AIM OF THE TASK:
Give the entries back exactly, dropping each image.

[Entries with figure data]

= = =

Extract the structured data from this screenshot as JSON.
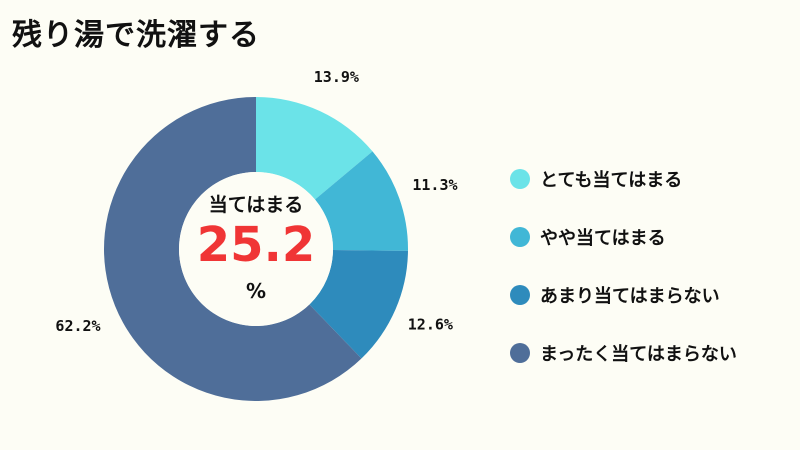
{
  "title": "残り湯で洗濯する",
  "chart_data": {
    "type": "pie",
    "donut": true,
    "title": "残り湯で洗濯する",
    "categories": [
      "とても当てはまる",
      "やや当てはまる",
      "あまり当てはまらない",
      "まったく当てはまらない"
    ],
    "values": [
      13.9,
      11.3,
      12.6,
      62.2
    ],
    "labels": [
      "13.9%",
      "11.3%",
      "12.6%",
      "62.2%"
    ],
    "colors": [
      "#6be3e8",
      "#41b7d6",
      "#2e8bbc",
      "#4f6e99"
    ],
    "legend_position": "right",
    "center": {
      "label": "当てはまる",
      "value": "25.2",
      "unit": "%"
    }
  }
}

= = =

THE REPLY:
Extract the structured data from this screenshot as JSON.
{
  "title": "残り湯で洗濯する",
  "chart_data": {
    "type": "pie",
    "donut": true,
    "title": "残り湯で洗濯する",
    "categories": [
      "とても当てはまる",
      "やや当てはまる",
      "あまり当てはまらない",
      "まったく当てはまらない"
    ],
    "values": [
      13.9,
      11.3,
      12.6,
      62.2
    ],
    "labels": [
      "13.9%",
      "11.3%",
      "12.6%",
      "62.2%"
    ],
    "colors": [
      "#6be3e8",
      "#41b7d6",
      "#2e8bbc",
      "#4f6e99"
    ],
    "legend_position": "right",
    "center": {
      "label": "当てはまる",
      "value": "25.2",
      "unit": "%"
    }
  }
}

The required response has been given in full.